Data in this exercise:
********************

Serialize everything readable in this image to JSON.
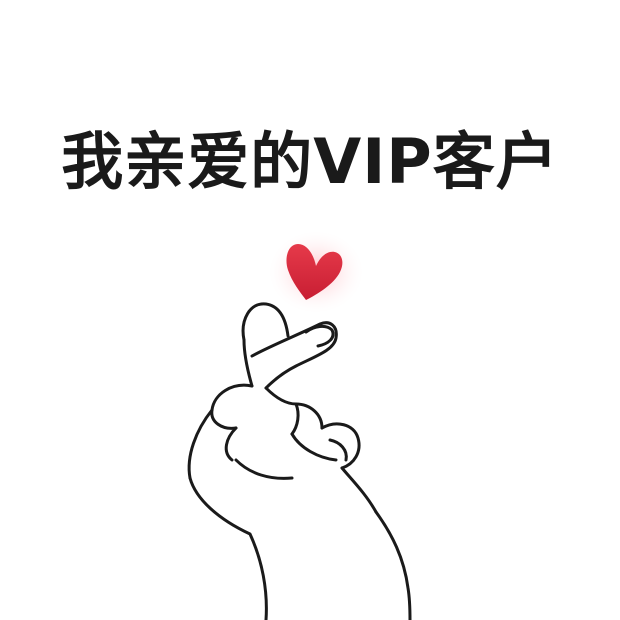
{
  "caption": "我亲爱的VIP客户",
  "colors": {
    "background": "#ffffff",
    "text": "#1a1a1a",
    "heart": "#e0303f",
    "heart_glow": "#ff8a96",
    "line": "#1a1a1a"
  },
  "icons": [
    "heart-icon",
    "finger-heart-hand-icon"
  ]
}
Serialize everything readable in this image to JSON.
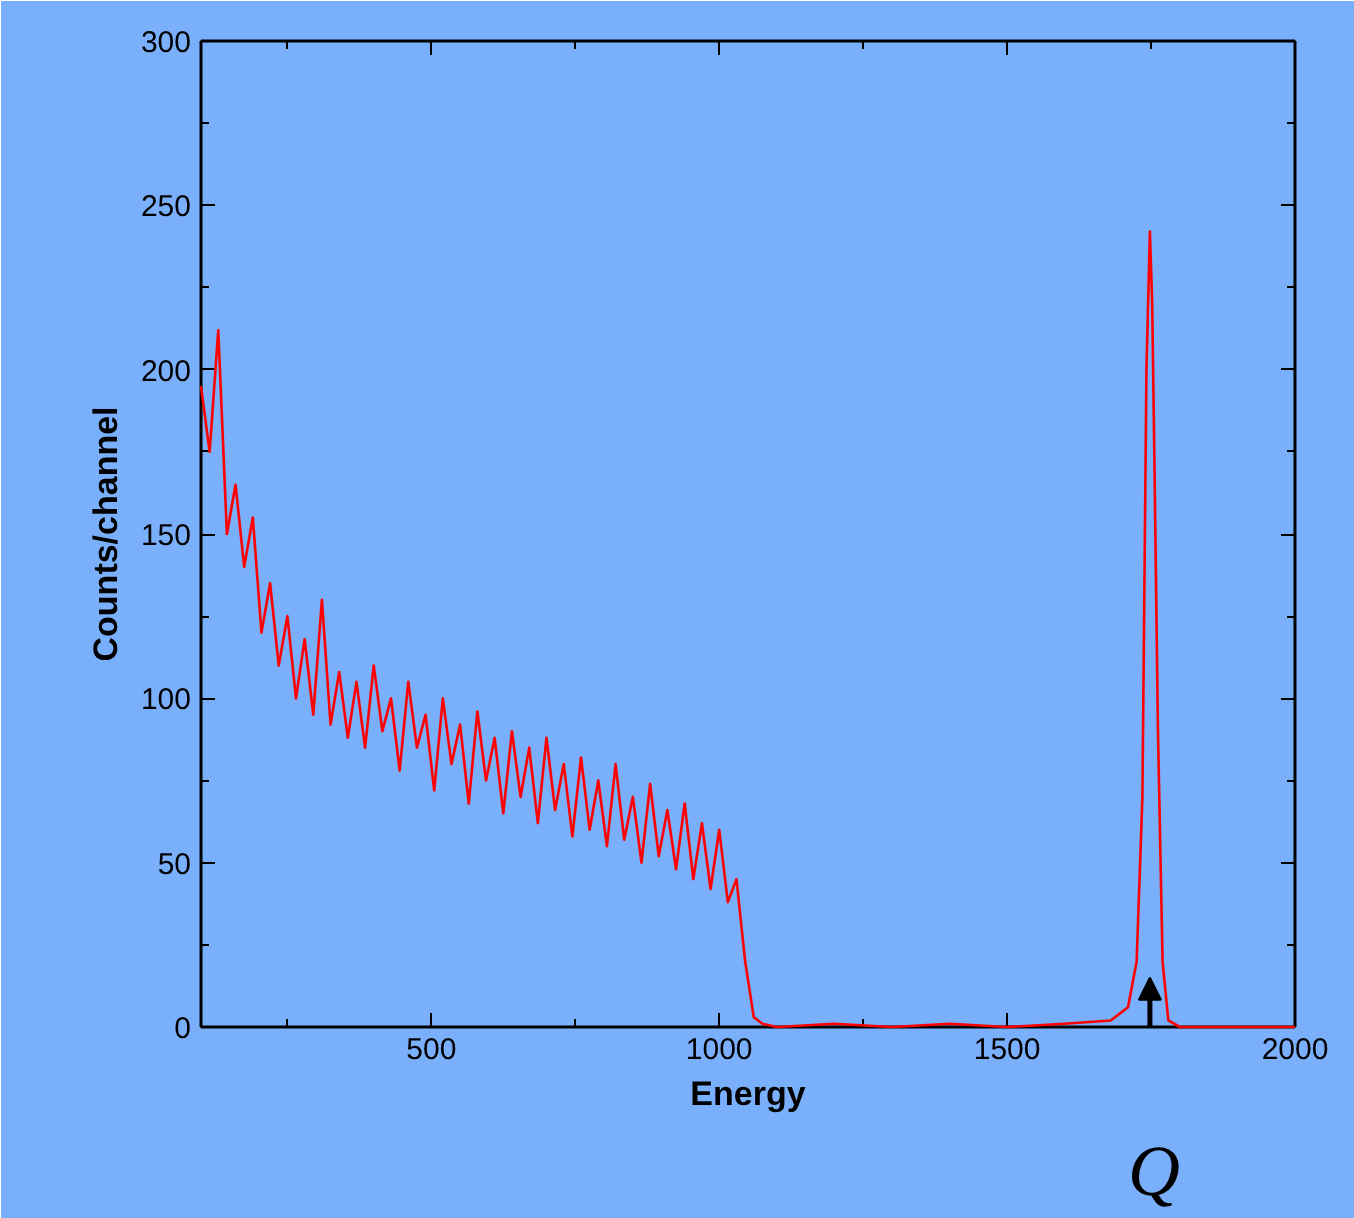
{
  "chart_data": {
    "type": "line",
    "xlabel": "Energy",
    "ylabel": "Counts/channel",
    "x": [
      100,
      115,
      130,
      145,
      160,
      175,
      190,
      205,
      220,
      235,
      250,
      265,
      280,
      295,
      310,
      325,
      340,
      355,
      370,
      385,
      400,
      415,
      430,
      445,
      460,
      475,
      490,
      505,
      520,
      535,
      550,
      565,
      580,
      595,
      610,
      625,
      640,
      655,
      670,
      685,
      700,
      715,
      730,
      745,
      760,
      775,
      790,
      805,
      820,
      835,
      850,
      865,
      880,
      895,
      910,
      925,
      940,
      955,
      970,
      985,
      1000,
      1015,
      1030,
      1045,
      1060,
      1075,
      1100,
      1200,
      1300,
      1400,
      1500,
      1600,
      1680,
      1710,
      1725,
      1735,
      1742,
      1748,
      1752,
      1756,
      1762,
      1770,
      1780,
      1800,
      1900,
      2000
    ],
    "series": [
      {
        "color": "#ff0000",
        "values": [
          195,
          175,
          212,
          150,
          165,
          140,
          155,
          120,
          135,
          110,
          125,
          100,
          118,
          95,
          130,
          92,
          108,
          88,
          105,
          85,
          110,
          90,
          100,
          78,
          105,
          85,
          95,
          72,
          100,
          80,
          92,
          68,
          96,
          75,
          88,
          65,
          90,
          70,
          85,
          62,
          88,
          66,
          80,
          58,
          82,
          60,
          75,
          55,
          80,
          57,
          70,
          50,
          74,
          52,
          66,
          48,
          68,
          45,
          62,
          42,
          60,
          38,
          45,
          20,
          3,
          1,
          0,
          1,
          0,
          1,
          0,
          1,
          2,
          6,
          20,
          70,
          200,
          242,
          220,
          170,
          90,
          20,
          2,
          0,
          0,
          0
        ]
      }
    ],
    "xlim": [
      100,
      2000
    ],
    "ylim": [
      0,
      300
    ],
    "xticks": [
      500,
      1000,
      1500,
      2000
    ],
    "yticks": [
      0,
      50,
      100,
      150,
      200,
      250,
      300
    ],
    "grid": false,
    "marker": "none",
    "line_style": "solid",
    "annotations": [
      "Q"
    ]
  }
}
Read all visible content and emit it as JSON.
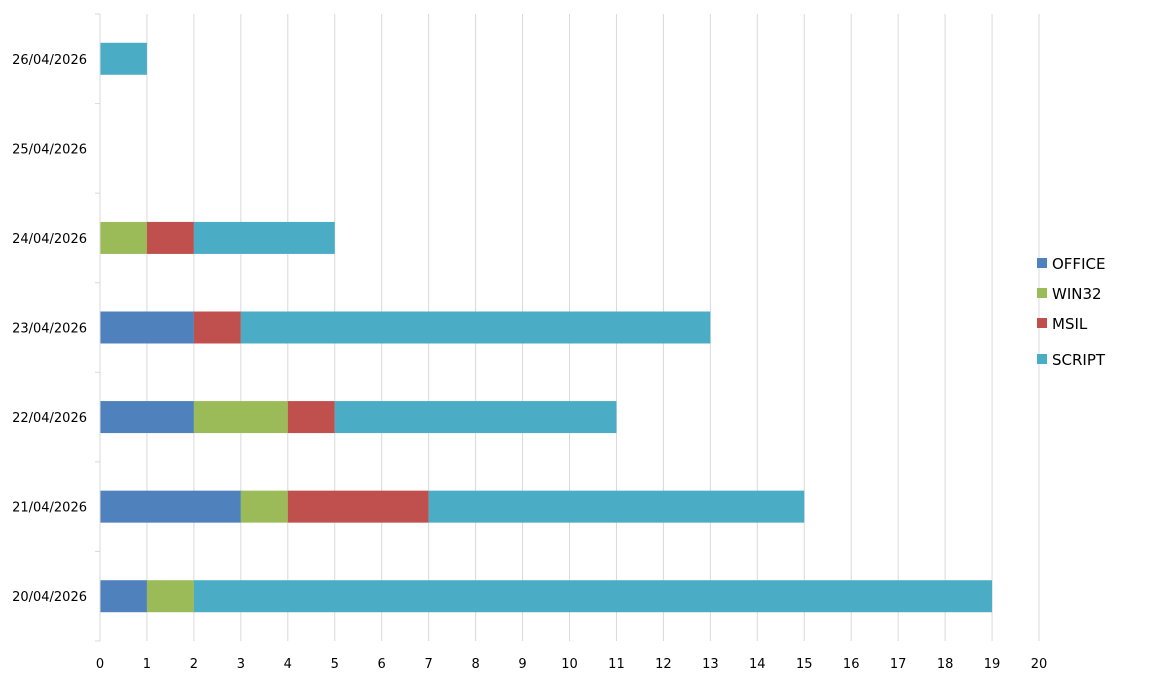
{
  "chart_data": {
    "type": "bar",
    "orientation": "horizontal",
    "stacked": true,
    "title": "",
    "xlabel": "",
    "ylabel": "",
    "xlim": [
      0,
      20
    ],
    "x_ticks": [
      "0",
      "1",
      "2",
      "3",
      "4",
      "5",
      "6",
      "7",
      "8",
      "9",
      "10",
      "11",
      "12",
      "13",
      "14",
      "15",
      "16",
      "17",
      "18",
      "19",
      "20"
    ],
    "grid": true,
    "legend_position": "right",
    "categories": [
      "20/04/2026",
      "21/04/2026",
      "22/04/2026",
      "23/04/2026",
      "24/04/2026",
      "25/04/2026",
      "26/04/2026"
    ],
    "series": [
      {
        "name": "OFFICE",
        "color": "#4f81bd",
        "values": [
          1,
          3,
          2,
          2,
          0,
          0,
          0
        ]
      },
      {
        "name": "WIN32",
        "color": "#9bbb59",
        "values": [
          1,
          1,
          2,
          0,
          1,
          0,
          0
        ]
      },
      {
        "name": "MSIL",
        "color": "#c0504d",
        "values": [
          0,
          3,
          1,
          1,
          1,
          0,
          0
        ]
      },
      {
        "name": "SCRIPT",
        "color": "#4bacc6",
        "values": [
          17,
          8,
          6,
          10,
          3,
          0,
          1
        ]
      }
    ]
  }
}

********************

Your instructions: Omit every picture, and otherwise quote the entries exactly.

Complete output:
Serialize everything readable in this image to JSON.
{
  "caption": "我亲爱的VIP客户",
  "colors": {
    "background": "#ffffff",
    "text": "#1a1a1a",
    "heart": "#e0303f",
    "heart_glow": "#ff8a96",
    "line": "#1a1a1a"
  },
  "icons": [
    "heart-icon",
    "finger-heart-hand-icon"
  ]
}
Serialize everything readable in this image to JSON.
{
  "chart_data": {
    "type": "line",
    "xlabel": "Energy",
    "ylabel": "Counts/channel",
    "x": [
      100,
      115,
      130,
      145,
      160,
      175,
      190,
      205,
      220,
      235,
      250,
      265,
      280,
      295,
      310,
      325,
      340,
      355,
      370,
      385,
      400,
      415,
      430,
      445,
      460,
      475,
      490,
      505,
      520,
      535,
      550,
      565,
      580,
      595,
      610,
      625,
      640,
      655,
      670,
      685,
      700,
      715,
      730,
      745,
      760,
      775,
      790,
      805,
      820,
      835,
      850,
      865,
      880,
      895,
      910,
      925,
      940,
      955,
      970,
      985,
      1000,
      1015,
      1030,
      1045,
      1060,
      1075,
      1100,
      1200,
      1300,
      1400,
      1500,
      1600,
      1680,
      1710,
      1725,
      1735,
      1742,
      1748,
      1752,
      1756,
      1762,
      1770,
      1780,
      1800,
      1900,
      2000
    ],
    "series": [
      {
        "color": "#ff0000",
        "values": [
          195,
          175,
          212,
          150,
          165,
          140,
          155,
          120,
          135,
          110,
          125,
          100,
          118,
          95,
          130,
          92,
          108,
          88,
          105,
          85,
          110,
          90,
          100,
          78,
          105,
          85,
          95,
          72,
          100,
          80,
          92,
          68,
          96,
          75,
          88,
          65,
          90,
          70,
          85,
          62,
          88,
          66,
          80,
          58,
          82,
          60,
          75,
          55,
          80,
          57,
          70,
          50,
          74,
          52,
          66,
          48,
          68,
          45,
          62,
          42,
          60,
          38,
          45,
          20,
          3,
          1,
          0,
          1,
          0,
          1,
          0,
          1,
          2,
          6,
          20,
          70,
          200,
          242,
          220,
          170,
          90,
          20,
          2,
          0,
          0,
          0
        ]
      }
    ],
    "xlim": [
      100,
      2000
    ],
    "ylim": [
      0,
      300
    ],
    "xticks": [
      500,
      1000,
      1500,
      2000
    ],
    "yticks": [
      0,
      50,
      100,
      150,
      200,
      250,
      300
    ],
    "grid": false,
    "marker": "none",
    "line_style": "solid",
    "annotations": [
      "Q"
    ]
  }
}
Read all visible content and emit it as JSON.
{
  "chart_data": {
    "type": "bar",
    "orientation": "horizontal",
    "stacked": true,
    "title": "",
    "xlabel": "",
    "ylabel": "",
    "xlim": [
      0,
      20
    ],
    "x_ticks": [
      "0",
      "1",
      "2",
      "3",
      "4",
      "5",
      "6",
      "7",
      "8",
      "9",
      "10",
      "11",
      "12",
      "13",
      "14",
      "15",
      "16",
      "17",
      "18",
      "19",
      "20"
    ],
    "grid": true,
    "legend_position": "right",
    "categories": [
      "20/04/2026",
      "21/04/2026",
      "22/04/2026",
      "23/04/2026",
      "24/04/2026",
      "25/04/2026",
      "26/04/2026"
    ],
    "series": [
      {
        "name": "OFFICE",
        "color": "#4f81bd",
        "values": [
          1,
          3,
          2,
          2,
          0,
          0,
          0
        ]
      },
      {
        "name": "WIN32",
        "color": "#9bbb59",
        "values": [
          1,
          1,
          2,
          0,
          1,
          0,
          0
        ]
      },
      {
        "name": "MSIL",
        "color": "#c0504d",
        "values": [
          0,
          3,
          1,
          1,
          1,
          0,
          0
        ]
      },
      {
        "name": "SCRIPT",
        "color": "#4bacc6",
        "values": [
          17,
          8,
          6,
          10,
          3,
          0,
          1
        ]
      }
    ]
  }
}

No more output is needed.